#### Problem statement
Take the lines from the one containing "Output the text content of this document." through the final line below and restate them exactly. Omit the pictures.
━━━━
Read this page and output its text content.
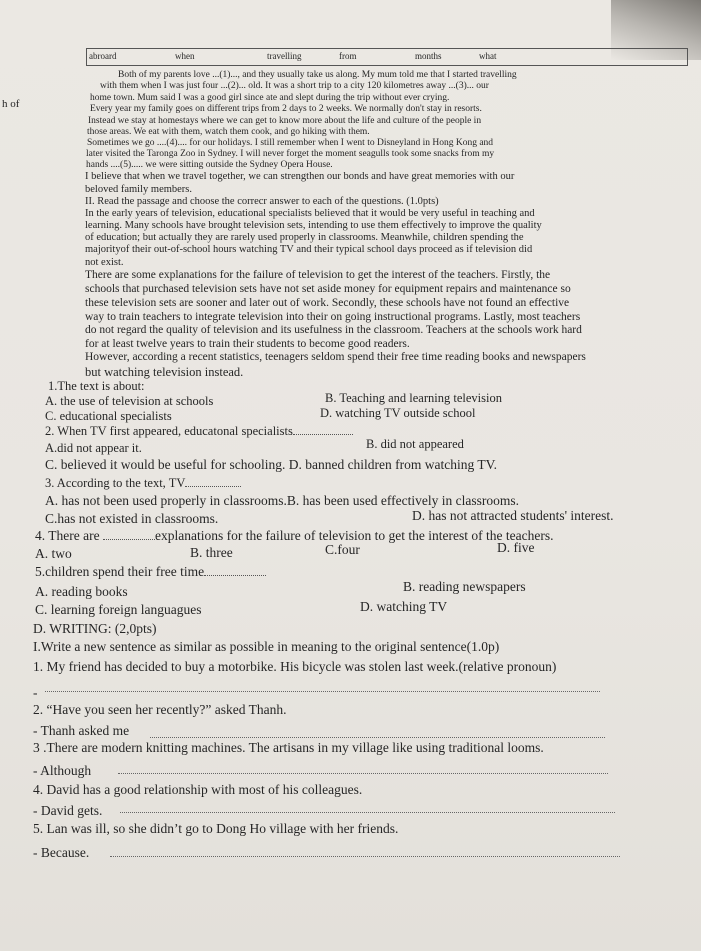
h of
abroard	when	travelling	from	months	what
Both of my parents love ...(1)..., and they usually take us along. My mum told me that I started travelling
with them when I was just four ...(2)... old. It was a short trip to a city 120 kilometres away ...(3)... our
home town. Mum said I was a good girl since ate and slept during the trip without ever crying.
Every year my family goes on different trips from 2 days to 2 weeks. We normally don't stay in resorts.
Instead we stay at homestays where we can get to know more about the life and culture of the people in
those areas. We eat with them, watch them cook, and go hiking with them.
Sometimes we go ....(4).... for our holidays. I still remember when I went to Disneyland in Hong Kong and
later visited the Taronga Zoo in Sydney. I will never forget the moment seagulls took some snacks from my
hands ....(5)..... we were sitting outside the Sydney Opera House.
I believe that when we travel together, we can strengthen our bonds and have great memories with our
beloved family members.
II. Read the passage and choose the correcr answer to each of the questions. (1.0pts)
In the early years of television, educational specialists believed that it would be very useful in teaching and
learning. Many schools have brought television sets, intending to use them effectively to improve the quality
of education; but actually they are rarely used properly in classrooms. Meanwhile, children spending the
majorityof their out-of-school hours watching TV and their typical school days proceed as if television did
not exist.
There are some explanations for the failure of television to get the interest of the teachers. Firstly, the
schools that purchased television sets have not set aside money for equipment repairs and maintenance so
these television sets are sooner and later out of work. Secondly, these schools have not found an effective
way to train teachers to integrate television into their on going instructional programs. Lastly, most teachers
do not regard the quality of television and its usefulness in the classroom. Teachers at the schools work hard
for at least twelve years to train their students to become good readers.
However, according a recent statistics, teenagers seldom spend their free time reading books and newspapers
but watching television instead.
1.The text is about:
A. the use of television at schools	B. Teaching and learning television
C. educational specialists	D. watching TV outside school
2. When TV first appeared, educatonal specialists
A.did not appear it.	B. did not appeared
C. believed it would be useful for schooling. D. banned children from watching TV.
3. According to the text, TV
A. has not been used properly in classrooms.B. has been used effectively in classrooms.
C.has not existed in classrooms.	D. has not attracted students' interest.
4. There are	explanations for the failure of television to get the interest of the teachers.
A. two	B. three	C.four	D. five
5.children spend their free time
A. reading books	B. reading newspapers
C. learning foreign languagues	D. watching TV
D. WRITING: (2,0pts)
I.Write a new sentence as similar as possible in meaning to the original sentence(1.0p)
1. My friend has decided to buy a motorbike. His bicycle was stolen last week.(relative pronoun)
-
2. “Have you seen her recently?” asked Thanh.
- Thanh asked me
3 .There are modern knitting machines. The artisans in my village like using traditional looms.
- Although
4. David has a good relationship with most of his colleagues.
- David gets.
5. Lan was ill, so she didn’t go to Dong Ho village with her friends.
- Because.
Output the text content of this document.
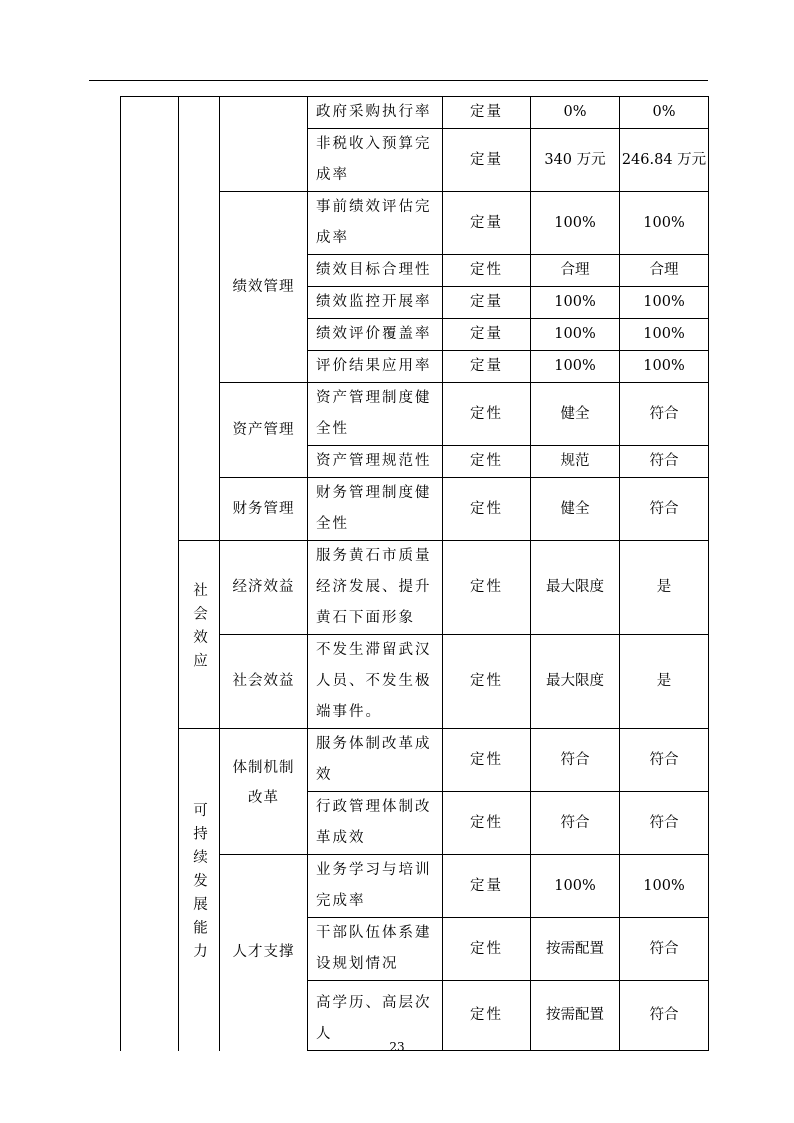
			政府采购执行率	定量	0%	0%
			非税收入预算完成率	定量	340 万元	246.84 万元
		绩效管理	事前绩效评估完成率	定量	100%	100%
			绩效目标合理性	定性	合理	合理
			绩效监控开展率	定量	100%	100%
			绩效评价覆盖率	定量	100%	100%
			评价结果应用率	定量	100%	100%
		资产管理	资产管理制度健全性	定性	健全	符合
			资产管理规范性	定性	规范	符合
		财务管理	财务管理制度健全性	定性	健全	符合
	社会效应	经济效益	服务黄石市质量经济发展、提升黄石下面形象	定性	最大限度	是
		社会效益	不发生滞留武汉人员、不发生极端事件。	定性	最大限度	是
	可持续发展能力	体制机制改革	服务体制改革成效	定性	符合	符合
			行政管理体制改革成效	定性	符合	符合
		人才支撑	业务学习与培训完成率	定量	100%	100%
			干部队伍体系建设规划情况	定性	按需配置	符合
			高学历、高层次人	定性	按需配置	符合
23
━━━━
#### Response for this exercise
Output the text content of this document.
			政府采购执行率	定量	0%	0%
			非税收入预算完成率	定量	340 万元	246.84 万元
		绩效管理	事前绩效评估完成率	定量	100%	100%
			绩效目标合理性	定性	合理	合理
			绩效监控开展率	定量	100%	100%
			绩效评价覆盖率	定量	100%	100%
			评价结果应用率	定量	100%	100%
		资产管理	资产管理制度健全性	定性	健全	符合
			资产管理规范性	定性	规范	符合
		财务管理	财务管理制度健全性	定性	健全	符合
	社会效应	经济效益	服务黄石市质量经济发展、提升黄石下面形象	定性	最大限度	是
		社会效益	不发生滞留武汉人员、不发生极端事件。	定性	最大限度	是
	可持续发展能力	体制机制改革	服务体制改革成效	定性	符合	符合
			行政管理体制改革成效	定性	符合	符合
		人才支撑	业务学习与培训完成率	定量	100%	100%
			干部队伍体系建设规划情况	定性	按需配置	符合
			高学历、高层次人	定性	按需配置	符合
23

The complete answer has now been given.